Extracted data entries
[Start]

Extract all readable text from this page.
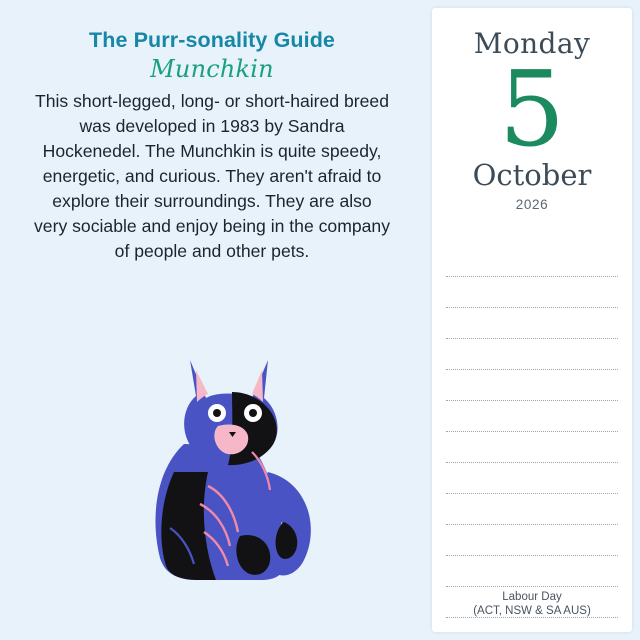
The Purr-sonality Guide
Munchkin
This short-legged, long- or short-haired breed was developed in 1983 by Sandra Hockenedel. The Munchkin is quite speedy, energetic, and curious. They aren't afraid to explore their surroundings. They are also very sociable and enjoy being in the company of people and other pets.
Monday
5
October
2026
Labour Day
(ACT, NSW & SA AUS)
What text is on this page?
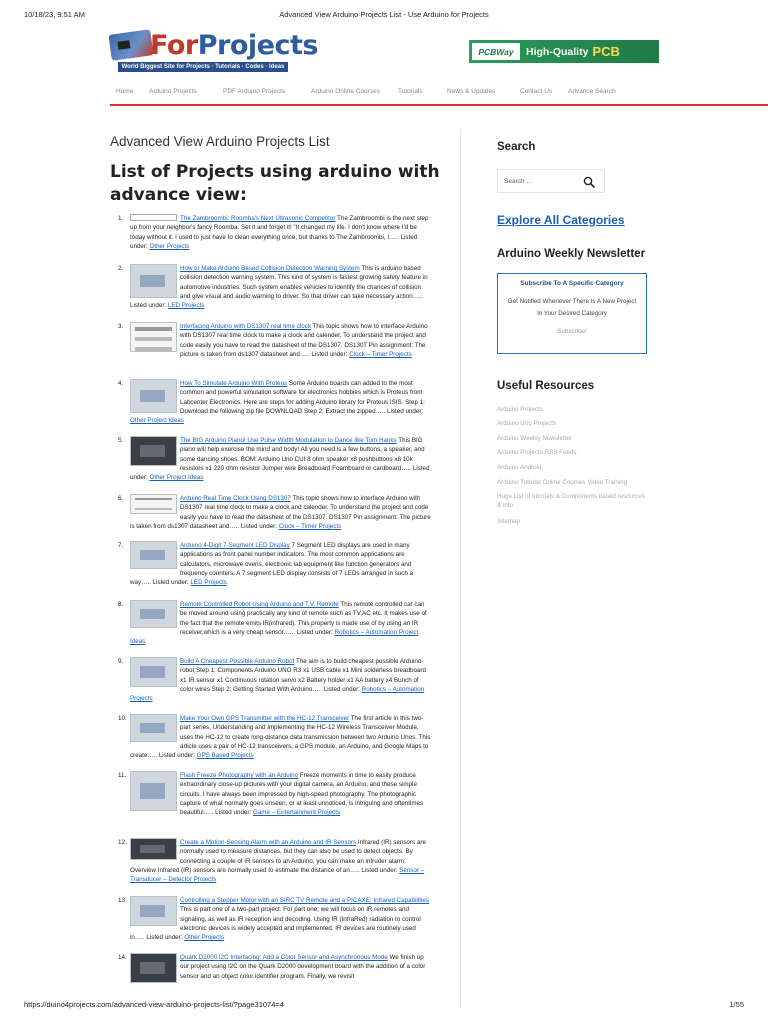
10/18/23, 9:51 AM	Advanced View Arduino Projects List - Use Arduino for Projects
ForProjects
World Biggest Site for Projects · Tutorials · Codes · Ideas
PCBWay	High-Quality PCB
Home Arduino Projects	PDF Arduino Projects	Arduino Online Courses	Tutorials	News & Updates	Contact Us Advance Search
Advanced View Arduino Projects List
List of Projects using arduino with advance view:
1.	The Zambroombi: Roomba's Next Ultrasonic Competitor The Zambroombi is the next step up from your neighbor's fancy Roomba. Set it and forget it! "It changed my life. I don't know where I'd be today without it. I used to just have to clean everything once, but thanks to The Zambroombi, I….. Listed under: Other Projects
2.	How to Make Arduino Based Collision Detection Warning System This is arduino based collision detection warning system. This kind of system is fastest growing safety feature in automotive industries. Such system enables vehicles to identify the chances of collision and give visual and audio warning to driver. So that driver can take necessary action….. Listed under: LED Projects
3.	Interfacing Arduino with DS1307 real time clock This topic shows how to interface Arduino with DS1307 real time clock to make a clock and calender. To understand the project and code easily you have to read the datasheet of the DS1307. DS1307 Pin assignment: The picture is taken from ds1307 datasheet and….. Listed under: Clock – Timer Projects
4.	How To Simulate Arduino With Proteus Some Arduino boards can added to the most common and powerful simulation software for electronics hobbies which is Proteus from Labcenter Electronics. Here are steps for adding Arduino library for Proteus ISIS. Step 1: Download the following zip file DOWNLOAD Step 2: Extract the zipped….. Listed under: Other Project Ideas
5.	The BIG Arduino Piano! Use Pulse Width Modulation to Dance like Tom Hanks This BIG piano will help exercise the mind and body! All you need is a few buttons, a speaker, and some dancing shoes. BOM: Arduino Uno CUI 8 ohm speaker x8 pushbuttons x8 10k resistors x1 220 ohm resistor Jumper wire Breadboard Foamboard or cardboard….. Listed under: Other Project Ideas
6.	Arduino Real Time Clock Using DS1307 This topic shows how to interface Arduino with DS1307 real time clock to make a clock and calender. To understand the project and code easily you have to read the datasheet of the DS1307. DS1307 Pin assignment: The picture is taken from ds1307 datasheet and….. Listed under: Clock – Timer Projects
7.	Arduino 4-Digit 7-Segment LED Display 7 Segment LED displays are used in many applications as front panel number indicators. The most common applications are calculators, microwave ovens, electronic lab equipment like function generators and frequency counters. A 7 segment LED display consists of 7 LEDs arranged in such a way….. Listed under: LED Projects
8.	Remote Controlled Robot Using Arduino and T.V. Remote This remote controlled car can be moved around using practically any kind of remote such as TV,AC etc. It makes use of the fact that the remote emits IR(infrared). This property is made use of by using an IR receiver,which is a very cheap sensor.….. Listed under: Robotics – Automation Project Ideas
9.	Build A Cheapest Possible Arduino Robot The aim is to build cheapest possible Arduino-robot Step 1: Components Arduino UNO R3 x1 USB cable x1 Mini solderless breadboard x1 IR sensor x1 Continuous rotation servo x2 Battery holder x1 AA battery x4 Bunch of color wires Step 2: Getting Started With Arduino….. Listed under: Robotics – Automation Projects
10.	Make Your Own GPS Transmitter with the HC-12 Transceiver The first article in this two-part series, Understanding and Implementing the HC-12 Wireless Transceiver Module, uses the HC-12 to create long-distance data transmission between two Arduino Unos. This article uses a pair of HC-12 transceivers, a GPS module, an Arduino, and Google Maps to create….. Listed under: GPS Based Projects
11.	Flash Freeze Photography with an Arduino Freeze moments in time to easily produce extraordinary close-up pictures with your digital camera, an Arduino, and these simple circuits. I have always been impressed by high-speed photography. The photographic capture of what normally goes unseen, or at least unnoticed, is intriguing and oftentimes beautiful….. Listed under: Game – Entertainment Projects
12.	Create a Motion-Sensing Alarm with an Arduino and IR Sensors Infrared (IR) sensors are normally used to measure distances, but they can also be used to detect objects. By connecting a couple of IR sensors to an Arduino, you can make an intruder alarm. Overview Infrared (IR) sensors are normally used to estimate the distance of an….. Listed under: Sensor – Transducer – Detector Projects
13.	Controlling a Stepper Motor with an SIRC TV Remote and a PICAXE: Infrared Capabilities This is part one of a two-part project. For part one, we will focus on IR remotes and signaling, as well as IR reception and decoding. Using IR (InfraRed) radiation to control electronic devices is widely accepted and implemented. IR devices are routinely used in….. Listed under: Other Projects
14.	Quark D2000 I2C Interfacing: Add a Color Sensor and Asynchronous Mode We finish up our project using I2C on the Quark D2000 development board with the addition of a color sensor and an object color identifier program. Finally, we revisit
Search
Search …
Explore All Categories
Arduino Weekly Newsletter
Subscribe To A Specific Category
Get Notified Whenever There Is A New Project In Your Desired Category
Subscribe!
Useful Resources
Arduino Projects
Arduino Uno Projects
Arduino Weekly Newsletter
Arduino Projects RSS Feeds
Arduino Android
Arduino Tutorial Online Courses Video Training
Huge List of tutorials & Components based resources & info
Sitemap
https://duino4projects.com/advanced-view-arduino-projects-list/?page31074=4	1/55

[End]

### [Given problem]
Identify the lines that contain the string "like", and copy every one of them.

### [Worked answer]
5.	The BIG Arduino Piano! Use Pulse Width Modulation to Dance like Tom Hanks This BIG piano will help exercise the mind and body! All you need is a few buttons, a speaker, and some dancing shoes. BOM: Arduino Uno CUI 8 ohm speaker x8 pushbuttons x8 10k resistors x1 220 ohm resistor Jumper wire Breadboard Foamboard or cardboard….. Listed under: Other Project Ideas
7.	Arduino 4-Digit 7-Segment LED Display 7 Segment LED displays are used in many applications as front panel number indicators. The most common applications are calculators, microwave ovens, electronic lab equipment like function generators and frequency counters. A 7 segment LED display consists of 7 LEDs arranged in such a way….. Listed under: LED Projects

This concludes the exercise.